> TASK
Every line must be returned precisely as it is written.

> RECORDS FOR PROCESSING
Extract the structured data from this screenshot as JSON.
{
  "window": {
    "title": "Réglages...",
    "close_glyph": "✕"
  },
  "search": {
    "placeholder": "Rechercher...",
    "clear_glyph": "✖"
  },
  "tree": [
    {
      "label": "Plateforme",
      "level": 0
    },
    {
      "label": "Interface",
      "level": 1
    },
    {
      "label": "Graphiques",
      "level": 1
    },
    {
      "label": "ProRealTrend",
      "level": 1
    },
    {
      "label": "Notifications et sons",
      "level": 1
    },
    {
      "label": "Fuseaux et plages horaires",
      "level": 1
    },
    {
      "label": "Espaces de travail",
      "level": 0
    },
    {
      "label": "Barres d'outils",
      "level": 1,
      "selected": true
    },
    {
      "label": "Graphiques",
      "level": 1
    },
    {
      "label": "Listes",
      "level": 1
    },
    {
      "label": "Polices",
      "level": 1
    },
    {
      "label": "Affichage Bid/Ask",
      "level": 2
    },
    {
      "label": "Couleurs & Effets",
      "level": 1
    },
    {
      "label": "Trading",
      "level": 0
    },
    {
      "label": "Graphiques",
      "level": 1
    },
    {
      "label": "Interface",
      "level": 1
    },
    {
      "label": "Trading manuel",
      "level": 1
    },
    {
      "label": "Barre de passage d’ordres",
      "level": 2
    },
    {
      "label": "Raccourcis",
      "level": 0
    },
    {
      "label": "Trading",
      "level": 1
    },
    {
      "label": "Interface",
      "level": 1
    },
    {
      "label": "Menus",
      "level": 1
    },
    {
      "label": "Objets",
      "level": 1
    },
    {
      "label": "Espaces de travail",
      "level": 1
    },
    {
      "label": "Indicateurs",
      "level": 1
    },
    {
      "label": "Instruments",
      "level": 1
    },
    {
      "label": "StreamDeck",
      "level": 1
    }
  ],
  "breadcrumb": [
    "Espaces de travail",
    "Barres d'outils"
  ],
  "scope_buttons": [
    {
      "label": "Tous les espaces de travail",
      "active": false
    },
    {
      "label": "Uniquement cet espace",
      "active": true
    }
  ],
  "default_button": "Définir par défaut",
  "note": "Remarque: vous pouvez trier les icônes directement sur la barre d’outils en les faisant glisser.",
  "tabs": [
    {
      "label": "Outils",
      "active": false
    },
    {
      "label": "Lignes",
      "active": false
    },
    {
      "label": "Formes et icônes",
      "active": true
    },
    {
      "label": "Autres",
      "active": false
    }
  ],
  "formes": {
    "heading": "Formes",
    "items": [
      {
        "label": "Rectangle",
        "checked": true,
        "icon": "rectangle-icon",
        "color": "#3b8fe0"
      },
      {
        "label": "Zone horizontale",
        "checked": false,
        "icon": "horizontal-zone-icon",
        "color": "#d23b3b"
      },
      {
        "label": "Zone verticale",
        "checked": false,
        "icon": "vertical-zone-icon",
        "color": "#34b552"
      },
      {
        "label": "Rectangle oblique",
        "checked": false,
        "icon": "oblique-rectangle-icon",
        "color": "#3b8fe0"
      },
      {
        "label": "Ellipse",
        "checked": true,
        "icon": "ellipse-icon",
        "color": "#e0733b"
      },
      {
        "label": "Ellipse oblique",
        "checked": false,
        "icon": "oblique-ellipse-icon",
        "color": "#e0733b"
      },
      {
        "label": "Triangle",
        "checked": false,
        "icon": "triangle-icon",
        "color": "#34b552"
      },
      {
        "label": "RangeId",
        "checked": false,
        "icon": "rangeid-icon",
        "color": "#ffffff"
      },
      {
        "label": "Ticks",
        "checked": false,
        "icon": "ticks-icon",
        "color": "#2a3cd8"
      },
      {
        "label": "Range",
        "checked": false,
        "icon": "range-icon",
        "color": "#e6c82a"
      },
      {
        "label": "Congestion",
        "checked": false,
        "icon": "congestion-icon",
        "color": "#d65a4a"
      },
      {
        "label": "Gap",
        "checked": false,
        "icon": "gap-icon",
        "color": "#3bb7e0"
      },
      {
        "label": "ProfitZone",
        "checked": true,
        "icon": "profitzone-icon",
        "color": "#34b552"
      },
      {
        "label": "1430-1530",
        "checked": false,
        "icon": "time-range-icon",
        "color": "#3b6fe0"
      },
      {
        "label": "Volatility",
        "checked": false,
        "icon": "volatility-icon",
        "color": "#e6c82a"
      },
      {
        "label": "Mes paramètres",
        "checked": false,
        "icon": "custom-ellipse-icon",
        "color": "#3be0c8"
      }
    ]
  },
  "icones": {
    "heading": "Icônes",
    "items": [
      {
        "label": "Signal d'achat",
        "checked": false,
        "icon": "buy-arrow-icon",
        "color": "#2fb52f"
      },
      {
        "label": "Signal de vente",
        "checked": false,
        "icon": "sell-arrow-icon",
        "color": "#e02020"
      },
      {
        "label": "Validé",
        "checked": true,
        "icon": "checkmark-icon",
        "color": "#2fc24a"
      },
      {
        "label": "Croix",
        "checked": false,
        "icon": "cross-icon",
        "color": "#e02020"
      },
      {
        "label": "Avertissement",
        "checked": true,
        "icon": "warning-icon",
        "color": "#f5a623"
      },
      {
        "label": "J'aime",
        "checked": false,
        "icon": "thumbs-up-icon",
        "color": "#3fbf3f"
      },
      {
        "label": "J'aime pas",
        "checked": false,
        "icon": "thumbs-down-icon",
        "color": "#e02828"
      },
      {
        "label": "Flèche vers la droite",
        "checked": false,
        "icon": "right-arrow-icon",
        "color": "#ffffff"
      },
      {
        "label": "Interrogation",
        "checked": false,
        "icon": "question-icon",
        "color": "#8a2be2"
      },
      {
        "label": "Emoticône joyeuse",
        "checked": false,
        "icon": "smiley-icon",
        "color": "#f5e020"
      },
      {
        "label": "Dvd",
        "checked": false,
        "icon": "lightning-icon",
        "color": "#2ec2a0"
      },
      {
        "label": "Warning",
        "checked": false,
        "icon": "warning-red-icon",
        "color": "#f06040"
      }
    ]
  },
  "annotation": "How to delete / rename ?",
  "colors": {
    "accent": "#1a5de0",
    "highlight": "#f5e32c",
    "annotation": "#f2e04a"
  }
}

> THE SOLUTION
Extract the structured data from this screenshot as JSON.
{
  "window": {
    "title": "Réglages...",
    "close_glyph": "✕"
  },
  "search": {
    "placeholder": "Rechercher...",
    "clear_glyph": "✖"
  },
  "tree": [
    {
      "label": "Plateforme",
      "level": 0
    },
    {
      "label": "Interface",
      "level": 1
    },
    {
      "label": "Graphiques",
      "level": 1
    },
    {
      "label": "ProRealTrend",
      "level": 1
    },
    {
      "label": "Notifications et sons",
      "level": 1
    },
    {
      "label": "Fuseaux et plages horaires",
      "level": 1
    },
    {
      "label": "Espaces de travail",
      "level": 0
    },
    {
      "label": "Barres d'outils",
      "level": 1,
      "selected": true
    },
    {
      "label": "Graphiques",
      "level": 1
    },
    {
      "label": "Listes",
      "level": 1
    },
    {
      "label": "Polices",
      "level": 1
    },
    {
      "label": "Affichage Bid/Ask",
      "level": 2
    },
    {
      "label": "Couleurs & Effets",
      "level": 1
    },
    {
      "label": "Trading",
      "level": 0
    },
    {
      "label": "Graphiques",
      "level": 1
    },
    {
      "label": "Interface",
      "level": 1
    },
    {
      "label": "Trading manuel",
      "level": 1
    },
    {
      "label": "Barre de passage d’ordres",
      "level": 2
    },
    {
      "label": "Raccourcis",
      "level": 0
    },
    {
      "label": "Trading",
      "level": 1
    },
    {
      "label": "Interface",
      "level": 1
    },
    {
      "label": "Menus",
      "level": 1
    },
    {
      "label": "Objets",
      "level": 1
    },
    {
      "label": "Espaces de travail",
      "level": 1
    },
    {
      "label": "Indicateurs",
      "level": 1
    },
    {
      "label": "Instruments",
      "level": 1
    },
    {
      "label": "StreamDeck",
      "level": 1
    }
  ],
  "breadcrumb": [
    "Espaces de travail",
    "Barres d'outils"
  ],
  "scope_buttons": [
    {
      "label": "Tous les espaces de travail",
      "active": false
    },
    {
      "label": "Uniquement cet espace",
      "active": true
    }
  ],
  "default_button": "Définir par défaut",
  "note": "Remarque: vous pouvez trier les icônes directement sur la barre d’outils en les faisant glisser.",
  "tabs": [
    {
      "label": "Outils",
      "active": false
    },
    {
      "label": "Lignes",
      "active": false
    },
    {
      "label": "Formes et icônes",
      "active": true
    },
    {
      "label": "Autres",
      "active": false
    }
  ],
  "formes": {
    "heading": "Formes",
    "items": [
      {
        "label": "Rectangle",
        "checked": true,
        "icon": "rectangle-icon",
        "color": "#3b8fe0"
      },
      {
        "label": "Zone horizontale",
        "checked": false,
        "icon": "horizontal-zone-icon",
        "color": "#d23b3b"
      },
      {
        "label": "Zone verticale",
        "checked": false,
        "icon": "vertical-zone-icon",
        "color": "#34b552"
      },
      {
        "label": "Rectangle oblique",
        "checked": false,
        "icon": "oblique-rectangle-icon",
        "color": "#3b8fe0"
      },
      {
        "label": "Ellipse",
        "checked": true,
        "icon": "ellipse-icon",
        "color": "#e0733b"
      },
      {
        "label": "Ellipse oblique",
        "checked": false,
        "icon": "oblique-ellipse-icon",
        "color": "#e0733b"
      },
      {
        "label": "Triangle",
        "checked": false,
        "icon": "triangle-icon",
        "color": "#34b552"
      },
      {
        "label": "RangeId",
        "checked": false,
        "icon": "rangeid-icon",
        "color": "#ffffff"
      },
      {
        "label": "Ticks",
        "checked": false,
        "icon": "ticks-icon",
        "color": "#2a3cd8"
      },
      {
        "label": "Range",
        "checked": false,
        "icon": "range-icon",
        "color": "#e6c82a"
      },
      {
        "label": "Congestion",
        "checked": false,
        "icon": "congestion-icon",
        "color": "#d65a4a"
      },
      {
        "label": "Gap",
        "checked": false,
        "icon": "gap-icon",
        "color": "#3bb7e0"
      },
      {
        "label": "ProfitZone",
        "checked": true,
        "icon": "profitzone-icon",
        "color": "#34b552"
      },
      {
        "label": "1430-1530",
        "checked": false,
        "icon": "time-range-icon",
        "color": "#3b6fe0"
      },
      {
        "label": "Volatility",
        "checked": false,
        "icon": "volatility-icon",
        "color": "#e6c82a"
      },
      {
        "label": "Mes paramètres",
        "checked": false,
        "icon": "custom-ellipse-icon",
        "color": "#3be0c8"
      }
    ]
  },
  "icones": {
    "heading": "Icônes",
    "items": [
      {
        "label": "Signal d'achat",
        "checked": false,
        "icon": "buy-arrow-icon",
        "color": "#2fb52f"
      },
      {
        "label": "Signal de vente",
        "checked": false,
        "icon": "sell-arrow-icon",
        "color": "#e02020"
      },
      {
        "label": "Validé",
        "checked": true,
        "icon": "checkmark-icon",
        "color": "#2fc24a"
      },
      {
        "label": "Croix",
        "checked": false,
        "icon": "cross-icon",
        "color": "#e02020"
      },
      {
        "label": "Avertissement",
        "checked": true,
        "icon": "warning-icon",
        "color": "#f5a623"
      },
      {
        "label": "J'aime",
        "checked": false,
        "icon": "thumbs-up-icon",
        "color": "#3fbf3f"
      },
      {
        "label": "J'aime pas",
        "checked": false,
        "icon": "thumbs-down-icon",
        "color": "#e02828"
      },
      {
        "label": "Flèche vers la droite",
        "checked": false,
        "icon": "right-arrow-icon",
        "color": "#ffffff"
      },
      {
        "label": "Interrogation",
        "checked": false,
        "icon": "question-icon",
        "color": "#8a2be2"
      },
      {
        "label": "Emoticône joyeuse",
        "checked": false,
        "icon": "smiley-icon",
        "color": "#f5e020"
      },
      {
        "label": "Dvd",
        "checked": false,
        "icon": "lightning-icon",
        "color": "#2ec2a0"
      },
      {
        "label": "Warning",
        "checked": false,
        "icon": "warning-red-icon",
        "color": "#f06040"
      }
    ]
  },
  "annotation": "How to delete / rename ?",
  "colors": {
    "accent": "#1a5de0",
    "highlight": "#f5e32c",
    "annotation": "#f2e04a"
  }
}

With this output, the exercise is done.